» WORK TO DO: From the listing below, pull out every line where the string "capita" appears.

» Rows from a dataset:
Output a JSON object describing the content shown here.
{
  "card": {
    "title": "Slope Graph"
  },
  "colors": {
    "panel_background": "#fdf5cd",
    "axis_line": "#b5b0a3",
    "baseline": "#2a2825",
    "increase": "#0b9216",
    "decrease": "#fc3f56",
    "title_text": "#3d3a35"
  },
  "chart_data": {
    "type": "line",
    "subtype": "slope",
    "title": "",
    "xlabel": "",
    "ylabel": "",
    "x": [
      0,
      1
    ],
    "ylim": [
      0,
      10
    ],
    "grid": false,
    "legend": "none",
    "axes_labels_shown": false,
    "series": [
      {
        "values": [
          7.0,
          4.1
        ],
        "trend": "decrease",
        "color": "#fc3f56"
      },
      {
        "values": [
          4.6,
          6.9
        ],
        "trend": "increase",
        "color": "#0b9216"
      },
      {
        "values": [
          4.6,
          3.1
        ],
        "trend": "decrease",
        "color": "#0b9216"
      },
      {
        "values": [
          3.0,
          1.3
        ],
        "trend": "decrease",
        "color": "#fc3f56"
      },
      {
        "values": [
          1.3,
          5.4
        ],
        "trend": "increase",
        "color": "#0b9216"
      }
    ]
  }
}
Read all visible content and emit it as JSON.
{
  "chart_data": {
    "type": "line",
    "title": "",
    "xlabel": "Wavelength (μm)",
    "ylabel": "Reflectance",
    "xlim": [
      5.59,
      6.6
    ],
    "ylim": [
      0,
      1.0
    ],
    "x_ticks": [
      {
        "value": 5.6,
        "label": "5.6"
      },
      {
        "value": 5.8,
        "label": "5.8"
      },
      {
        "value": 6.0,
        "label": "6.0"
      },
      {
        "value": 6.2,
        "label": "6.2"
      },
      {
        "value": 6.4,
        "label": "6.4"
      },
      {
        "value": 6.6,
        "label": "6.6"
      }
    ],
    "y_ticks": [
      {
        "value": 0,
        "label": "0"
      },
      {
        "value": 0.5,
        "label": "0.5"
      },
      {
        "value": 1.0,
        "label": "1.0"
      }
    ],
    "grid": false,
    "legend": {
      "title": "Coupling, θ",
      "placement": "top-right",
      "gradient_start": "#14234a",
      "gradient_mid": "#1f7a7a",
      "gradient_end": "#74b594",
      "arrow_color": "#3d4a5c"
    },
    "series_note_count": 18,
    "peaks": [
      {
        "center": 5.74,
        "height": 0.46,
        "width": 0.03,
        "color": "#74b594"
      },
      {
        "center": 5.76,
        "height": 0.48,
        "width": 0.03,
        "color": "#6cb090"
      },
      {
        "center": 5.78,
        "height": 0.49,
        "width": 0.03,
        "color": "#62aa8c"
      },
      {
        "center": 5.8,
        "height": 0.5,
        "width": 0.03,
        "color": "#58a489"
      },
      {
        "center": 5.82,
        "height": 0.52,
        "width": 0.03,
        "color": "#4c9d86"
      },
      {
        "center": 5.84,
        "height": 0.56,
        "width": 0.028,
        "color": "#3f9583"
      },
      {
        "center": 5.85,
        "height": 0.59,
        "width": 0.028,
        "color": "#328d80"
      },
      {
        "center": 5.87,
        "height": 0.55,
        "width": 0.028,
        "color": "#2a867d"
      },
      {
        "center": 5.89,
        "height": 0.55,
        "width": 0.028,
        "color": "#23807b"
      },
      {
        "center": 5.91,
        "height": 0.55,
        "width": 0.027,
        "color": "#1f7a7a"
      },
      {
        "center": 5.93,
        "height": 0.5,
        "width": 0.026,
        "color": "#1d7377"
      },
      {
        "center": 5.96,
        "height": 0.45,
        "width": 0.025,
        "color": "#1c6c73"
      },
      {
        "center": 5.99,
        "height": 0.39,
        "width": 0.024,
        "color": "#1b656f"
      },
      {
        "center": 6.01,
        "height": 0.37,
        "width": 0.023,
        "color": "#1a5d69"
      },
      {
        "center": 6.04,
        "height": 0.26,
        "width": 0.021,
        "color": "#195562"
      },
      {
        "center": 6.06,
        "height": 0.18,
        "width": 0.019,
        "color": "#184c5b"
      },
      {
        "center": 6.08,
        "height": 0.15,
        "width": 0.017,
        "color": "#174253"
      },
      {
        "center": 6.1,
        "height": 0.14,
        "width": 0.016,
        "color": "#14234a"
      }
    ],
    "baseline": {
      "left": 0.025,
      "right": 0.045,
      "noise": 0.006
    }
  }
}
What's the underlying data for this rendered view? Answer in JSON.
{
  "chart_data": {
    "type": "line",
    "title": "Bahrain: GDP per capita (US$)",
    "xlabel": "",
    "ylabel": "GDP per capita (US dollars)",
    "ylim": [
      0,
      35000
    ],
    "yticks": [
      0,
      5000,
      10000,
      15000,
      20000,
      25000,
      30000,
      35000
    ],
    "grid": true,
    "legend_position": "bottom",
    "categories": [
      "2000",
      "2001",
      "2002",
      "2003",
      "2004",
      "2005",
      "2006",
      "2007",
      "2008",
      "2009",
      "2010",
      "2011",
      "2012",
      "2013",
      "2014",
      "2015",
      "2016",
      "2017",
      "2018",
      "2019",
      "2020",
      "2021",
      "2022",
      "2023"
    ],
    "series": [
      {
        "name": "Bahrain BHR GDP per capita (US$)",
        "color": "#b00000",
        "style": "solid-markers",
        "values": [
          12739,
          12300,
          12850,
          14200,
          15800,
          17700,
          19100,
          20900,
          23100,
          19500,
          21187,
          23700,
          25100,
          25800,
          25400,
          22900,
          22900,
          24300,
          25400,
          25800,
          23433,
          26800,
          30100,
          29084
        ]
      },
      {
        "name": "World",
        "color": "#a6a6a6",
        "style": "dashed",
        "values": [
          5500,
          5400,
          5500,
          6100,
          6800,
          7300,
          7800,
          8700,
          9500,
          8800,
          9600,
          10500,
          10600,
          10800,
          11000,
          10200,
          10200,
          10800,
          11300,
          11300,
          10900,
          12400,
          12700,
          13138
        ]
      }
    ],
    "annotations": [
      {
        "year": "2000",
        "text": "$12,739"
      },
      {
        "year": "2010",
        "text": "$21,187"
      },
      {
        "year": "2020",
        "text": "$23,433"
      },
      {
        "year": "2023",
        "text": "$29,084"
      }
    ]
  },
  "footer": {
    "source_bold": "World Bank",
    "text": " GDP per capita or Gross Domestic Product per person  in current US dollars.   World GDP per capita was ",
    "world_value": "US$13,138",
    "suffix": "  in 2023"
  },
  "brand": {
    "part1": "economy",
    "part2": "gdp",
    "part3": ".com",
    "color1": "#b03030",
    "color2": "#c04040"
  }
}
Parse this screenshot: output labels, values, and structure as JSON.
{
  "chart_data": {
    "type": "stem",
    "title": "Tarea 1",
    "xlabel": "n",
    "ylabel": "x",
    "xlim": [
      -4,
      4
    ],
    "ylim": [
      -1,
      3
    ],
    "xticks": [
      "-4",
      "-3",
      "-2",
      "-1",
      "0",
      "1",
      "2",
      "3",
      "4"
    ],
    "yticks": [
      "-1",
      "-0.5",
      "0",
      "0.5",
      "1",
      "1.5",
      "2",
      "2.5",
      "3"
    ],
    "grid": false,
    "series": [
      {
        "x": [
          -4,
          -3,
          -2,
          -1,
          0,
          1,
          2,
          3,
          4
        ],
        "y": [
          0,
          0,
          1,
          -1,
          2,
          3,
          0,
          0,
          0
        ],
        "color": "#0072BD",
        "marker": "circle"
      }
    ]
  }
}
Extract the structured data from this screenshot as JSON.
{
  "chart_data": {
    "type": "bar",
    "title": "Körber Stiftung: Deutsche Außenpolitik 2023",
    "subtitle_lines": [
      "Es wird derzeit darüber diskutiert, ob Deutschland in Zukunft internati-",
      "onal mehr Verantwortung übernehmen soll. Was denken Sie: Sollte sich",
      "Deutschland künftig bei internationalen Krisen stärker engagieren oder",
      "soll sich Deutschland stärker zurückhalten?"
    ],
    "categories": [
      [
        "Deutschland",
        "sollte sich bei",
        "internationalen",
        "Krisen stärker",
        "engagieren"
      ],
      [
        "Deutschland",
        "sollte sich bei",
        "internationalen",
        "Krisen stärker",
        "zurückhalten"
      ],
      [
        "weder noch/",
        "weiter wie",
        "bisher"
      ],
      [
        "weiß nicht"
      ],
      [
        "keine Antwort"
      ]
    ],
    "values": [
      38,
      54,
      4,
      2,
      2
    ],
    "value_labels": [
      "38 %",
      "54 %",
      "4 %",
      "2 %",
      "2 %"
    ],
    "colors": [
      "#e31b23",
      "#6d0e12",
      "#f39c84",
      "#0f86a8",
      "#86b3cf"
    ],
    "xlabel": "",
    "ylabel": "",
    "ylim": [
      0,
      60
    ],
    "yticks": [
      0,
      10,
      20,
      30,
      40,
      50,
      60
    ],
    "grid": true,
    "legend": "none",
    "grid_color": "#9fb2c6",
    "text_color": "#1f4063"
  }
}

» COMPLETED EXERCISE:
    "title": "Bahrain: GDP per capita (US$)",
    "ylabel": "GDP per capita (US dollars)",
        "name": "Bahrain BHR GDP per capita (US$)",
    "text": " GDP per capita or Gross Domestic Product per person  in current US dollars.   World GDP per capita was ",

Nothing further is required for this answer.